**JOB**
How many lines in the entries below include the string "JSON"? Answer with the number only.

**MATERIAL**
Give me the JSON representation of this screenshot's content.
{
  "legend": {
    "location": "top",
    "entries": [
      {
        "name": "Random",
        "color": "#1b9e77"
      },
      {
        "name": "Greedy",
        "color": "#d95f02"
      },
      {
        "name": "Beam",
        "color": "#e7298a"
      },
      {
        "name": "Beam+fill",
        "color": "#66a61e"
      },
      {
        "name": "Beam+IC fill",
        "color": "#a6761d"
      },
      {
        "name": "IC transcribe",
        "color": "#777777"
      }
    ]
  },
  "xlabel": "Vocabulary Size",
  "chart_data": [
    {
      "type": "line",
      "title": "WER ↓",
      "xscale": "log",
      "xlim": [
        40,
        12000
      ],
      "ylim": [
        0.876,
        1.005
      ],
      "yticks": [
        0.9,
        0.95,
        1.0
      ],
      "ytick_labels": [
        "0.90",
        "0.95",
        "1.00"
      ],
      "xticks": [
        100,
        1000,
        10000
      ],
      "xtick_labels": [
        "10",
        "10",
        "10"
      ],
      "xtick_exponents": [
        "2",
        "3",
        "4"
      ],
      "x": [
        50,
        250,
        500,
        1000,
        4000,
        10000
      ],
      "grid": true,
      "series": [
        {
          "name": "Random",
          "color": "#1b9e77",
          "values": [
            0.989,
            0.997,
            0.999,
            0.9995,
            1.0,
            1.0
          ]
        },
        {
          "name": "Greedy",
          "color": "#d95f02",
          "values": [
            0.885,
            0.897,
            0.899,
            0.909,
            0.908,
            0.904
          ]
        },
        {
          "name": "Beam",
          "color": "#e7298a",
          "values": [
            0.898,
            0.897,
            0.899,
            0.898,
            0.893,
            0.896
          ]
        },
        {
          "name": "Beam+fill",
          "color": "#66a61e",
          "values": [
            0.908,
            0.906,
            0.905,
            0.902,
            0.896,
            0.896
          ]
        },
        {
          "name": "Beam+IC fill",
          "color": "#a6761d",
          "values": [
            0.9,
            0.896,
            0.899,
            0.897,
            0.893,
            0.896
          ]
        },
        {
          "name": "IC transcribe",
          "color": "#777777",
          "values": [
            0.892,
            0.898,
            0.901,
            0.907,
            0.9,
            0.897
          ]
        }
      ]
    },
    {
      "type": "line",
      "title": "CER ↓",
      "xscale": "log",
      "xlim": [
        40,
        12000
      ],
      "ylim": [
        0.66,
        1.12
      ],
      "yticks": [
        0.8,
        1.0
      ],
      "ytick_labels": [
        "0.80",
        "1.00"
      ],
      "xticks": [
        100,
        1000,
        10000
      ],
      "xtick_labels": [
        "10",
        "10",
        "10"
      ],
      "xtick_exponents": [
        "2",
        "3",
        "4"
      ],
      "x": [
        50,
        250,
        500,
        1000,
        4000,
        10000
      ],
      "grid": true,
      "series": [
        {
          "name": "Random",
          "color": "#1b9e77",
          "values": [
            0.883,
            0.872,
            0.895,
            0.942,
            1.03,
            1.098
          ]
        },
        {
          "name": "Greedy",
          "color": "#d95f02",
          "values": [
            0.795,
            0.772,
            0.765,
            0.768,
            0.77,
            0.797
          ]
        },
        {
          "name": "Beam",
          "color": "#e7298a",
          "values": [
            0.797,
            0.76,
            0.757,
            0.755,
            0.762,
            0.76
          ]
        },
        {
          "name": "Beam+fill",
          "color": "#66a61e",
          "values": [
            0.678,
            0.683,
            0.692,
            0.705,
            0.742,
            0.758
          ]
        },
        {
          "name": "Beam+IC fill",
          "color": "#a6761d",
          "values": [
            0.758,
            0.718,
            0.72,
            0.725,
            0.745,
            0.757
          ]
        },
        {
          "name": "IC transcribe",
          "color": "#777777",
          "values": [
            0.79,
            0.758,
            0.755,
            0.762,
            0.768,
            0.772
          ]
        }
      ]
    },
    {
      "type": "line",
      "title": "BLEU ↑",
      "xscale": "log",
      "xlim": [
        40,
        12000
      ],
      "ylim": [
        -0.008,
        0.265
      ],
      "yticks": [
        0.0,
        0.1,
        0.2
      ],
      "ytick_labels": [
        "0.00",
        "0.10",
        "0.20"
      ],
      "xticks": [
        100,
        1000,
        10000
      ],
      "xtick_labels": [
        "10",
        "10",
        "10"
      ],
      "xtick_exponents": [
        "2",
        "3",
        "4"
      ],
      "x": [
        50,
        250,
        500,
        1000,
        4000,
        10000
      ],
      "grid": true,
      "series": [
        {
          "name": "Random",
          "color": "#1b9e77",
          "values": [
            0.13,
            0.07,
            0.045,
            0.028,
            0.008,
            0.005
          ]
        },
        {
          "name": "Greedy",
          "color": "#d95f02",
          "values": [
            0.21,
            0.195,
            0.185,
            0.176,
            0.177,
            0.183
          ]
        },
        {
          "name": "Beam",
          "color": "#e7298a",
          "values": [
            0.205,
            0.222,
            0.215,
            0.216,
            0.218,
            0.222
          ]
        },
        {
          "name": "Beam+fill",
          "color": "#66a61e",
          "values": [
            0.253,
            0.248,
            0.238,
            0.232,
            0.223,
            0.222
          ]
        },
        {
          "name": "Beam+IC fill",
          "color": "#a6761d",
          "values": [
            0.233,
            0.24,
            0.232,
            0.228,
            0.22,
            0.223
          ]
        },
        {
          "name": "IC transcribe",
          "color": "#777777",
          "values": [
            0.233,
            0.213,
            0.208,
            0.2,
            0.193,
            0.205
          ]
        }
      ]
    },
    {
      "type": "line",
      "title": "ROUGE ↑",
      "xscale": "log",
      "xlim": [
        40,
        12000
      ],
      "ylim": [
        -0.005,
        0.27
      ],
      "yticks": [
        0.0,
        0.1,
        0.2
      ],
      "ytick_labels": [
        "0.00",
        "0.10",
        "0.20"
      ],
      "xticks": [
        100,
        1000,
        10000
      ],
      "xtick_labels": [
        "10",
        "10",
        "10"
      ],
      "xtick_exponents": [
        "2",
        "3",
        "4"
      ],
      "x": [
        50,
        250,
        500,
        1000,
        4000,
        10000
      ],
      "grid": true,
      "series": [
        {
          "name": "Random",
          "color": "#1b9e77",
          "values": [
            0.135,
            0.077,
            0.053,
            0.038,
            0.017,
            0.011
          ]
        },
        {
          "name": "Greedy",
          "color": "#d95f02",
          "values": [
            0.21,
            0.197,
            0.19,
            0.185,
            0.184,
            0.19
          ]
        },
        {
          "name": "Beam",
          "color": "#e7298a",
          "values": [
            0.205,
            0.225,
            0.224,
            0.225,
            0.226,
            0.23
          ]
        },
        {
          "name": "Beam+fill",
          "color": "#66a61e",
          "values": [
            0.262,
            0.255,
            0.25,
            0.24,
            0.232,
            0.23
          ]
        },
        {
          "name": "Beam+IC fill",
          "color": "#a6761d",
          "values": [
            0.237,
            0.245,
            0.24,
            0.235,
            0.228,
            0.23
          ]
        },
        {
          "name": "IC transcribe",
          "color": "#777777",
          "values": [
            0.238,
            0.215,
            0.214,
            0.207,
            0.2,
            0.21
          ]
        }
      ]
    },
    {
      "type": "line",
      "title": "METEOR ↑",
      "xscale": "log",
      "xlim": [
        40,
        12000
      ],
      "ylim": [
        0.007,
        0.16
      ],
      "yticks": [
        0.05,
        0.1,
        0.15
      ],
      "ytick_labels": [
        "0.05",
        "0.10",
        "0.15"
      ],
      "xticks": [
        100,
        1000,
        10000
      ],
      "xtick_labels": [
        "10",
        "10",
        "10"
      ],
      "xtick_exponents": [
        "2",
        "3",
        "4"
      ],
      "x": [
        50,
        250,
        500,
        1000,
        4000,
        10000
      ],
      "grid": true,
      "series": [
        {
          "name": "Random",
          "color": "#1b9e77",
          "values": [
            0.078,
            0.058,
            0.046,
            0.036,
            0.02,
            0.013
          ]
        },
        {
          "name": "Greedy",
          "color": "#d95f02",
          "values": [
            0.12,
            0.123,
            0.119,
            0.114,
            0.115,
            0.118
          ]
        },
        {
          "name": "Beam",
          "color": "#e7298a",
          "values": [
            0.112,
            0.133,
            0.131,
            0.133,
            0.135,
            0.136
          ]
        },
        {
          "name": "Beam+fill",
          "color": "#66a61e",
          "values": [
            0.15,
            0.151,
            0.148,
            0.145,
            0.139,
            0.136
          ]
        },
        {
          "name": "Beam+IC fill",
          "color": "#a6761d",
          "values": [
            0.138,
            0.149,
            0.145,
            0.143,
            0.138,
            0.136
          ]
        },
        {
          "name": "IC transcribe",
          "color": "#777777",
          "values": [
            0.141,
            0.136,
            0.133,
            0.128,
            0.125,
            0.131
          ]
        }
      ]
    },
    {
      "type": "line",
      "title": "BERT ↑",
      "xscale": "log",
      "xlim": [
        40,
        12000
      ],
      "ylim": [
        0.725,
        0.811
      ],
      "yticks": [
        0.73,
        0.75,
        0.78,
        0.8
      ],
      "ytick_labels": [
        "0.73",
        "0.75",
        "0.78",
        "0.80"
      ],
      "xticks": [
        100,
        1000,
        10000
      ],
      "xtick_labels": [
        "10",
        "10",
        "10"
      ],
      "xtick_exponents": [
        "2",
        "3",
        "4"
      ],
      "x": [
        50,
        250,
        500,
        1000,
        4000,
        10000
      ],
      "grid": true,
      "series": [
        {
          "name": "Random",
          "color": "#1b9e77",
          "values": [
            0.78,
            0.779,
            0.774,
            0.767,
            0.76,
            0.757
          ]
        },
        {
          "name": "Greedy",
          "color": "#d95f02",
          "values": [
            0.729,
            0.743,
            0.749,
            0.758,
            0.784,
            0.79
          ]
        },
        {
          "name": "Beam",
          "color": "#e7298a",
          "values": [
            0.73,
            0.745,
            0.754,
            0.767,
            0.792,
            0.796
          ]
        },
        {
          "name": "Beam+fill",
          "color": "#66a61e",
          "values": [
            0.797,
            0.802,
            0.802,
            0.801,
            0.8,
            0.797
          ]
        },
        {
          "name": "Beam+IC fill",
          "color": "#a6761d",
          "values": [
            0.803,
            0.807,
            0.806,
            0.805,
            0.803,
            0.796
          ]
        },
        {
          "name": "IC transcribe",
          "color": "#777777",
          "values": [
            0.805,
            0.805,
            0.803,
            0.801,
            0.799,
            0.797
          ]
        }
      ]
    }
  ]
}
--
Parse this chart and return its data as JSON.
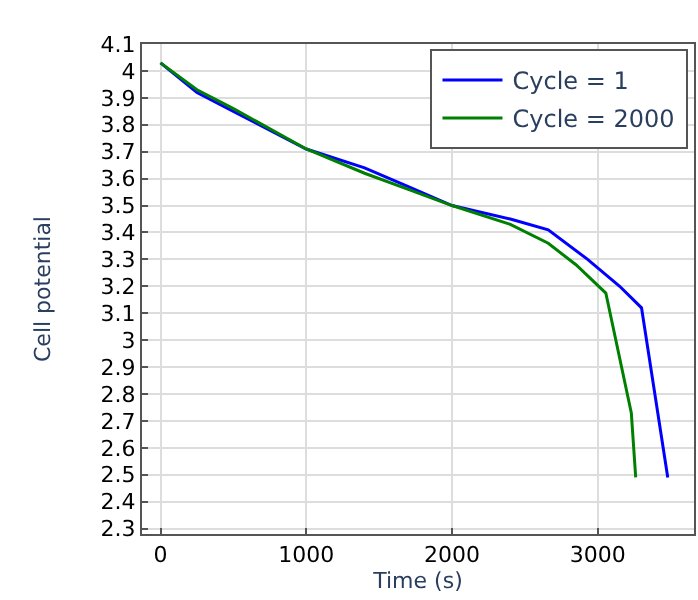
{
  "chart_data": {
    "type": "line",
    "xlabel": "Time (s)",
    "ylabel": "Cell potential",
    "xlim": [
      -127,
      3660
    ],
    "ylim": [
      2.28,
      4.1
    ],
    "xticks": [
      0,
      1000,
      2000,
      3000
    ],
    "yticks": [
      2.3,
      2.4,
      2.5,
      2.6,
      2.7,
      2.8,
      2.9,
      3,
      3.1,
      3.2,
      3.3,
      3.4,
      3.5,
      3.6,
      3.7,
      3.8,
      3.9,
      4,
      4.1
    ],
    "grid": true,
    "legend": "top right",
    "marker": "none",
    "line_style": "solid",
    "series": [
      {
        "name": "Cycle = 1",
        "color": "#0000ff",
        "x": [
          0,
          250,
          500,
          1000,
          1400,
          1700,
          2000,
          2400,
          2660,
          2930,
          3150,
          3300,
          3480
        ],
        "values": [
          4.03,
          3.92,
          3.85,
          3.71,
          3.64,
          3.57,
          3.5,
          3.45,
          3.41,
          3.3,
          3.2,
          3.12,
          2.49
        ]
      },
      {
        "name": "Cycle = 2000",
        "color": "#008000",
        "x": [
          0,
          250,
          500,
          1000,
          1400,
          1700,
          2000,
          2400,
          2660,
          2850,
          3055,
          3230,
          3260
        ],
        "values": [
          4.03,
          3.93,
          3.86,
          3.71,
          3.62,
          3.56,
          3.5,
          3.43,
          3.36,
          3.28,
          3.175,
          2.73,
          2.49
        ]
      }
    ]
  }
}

**REPLY TO THE TASK**
2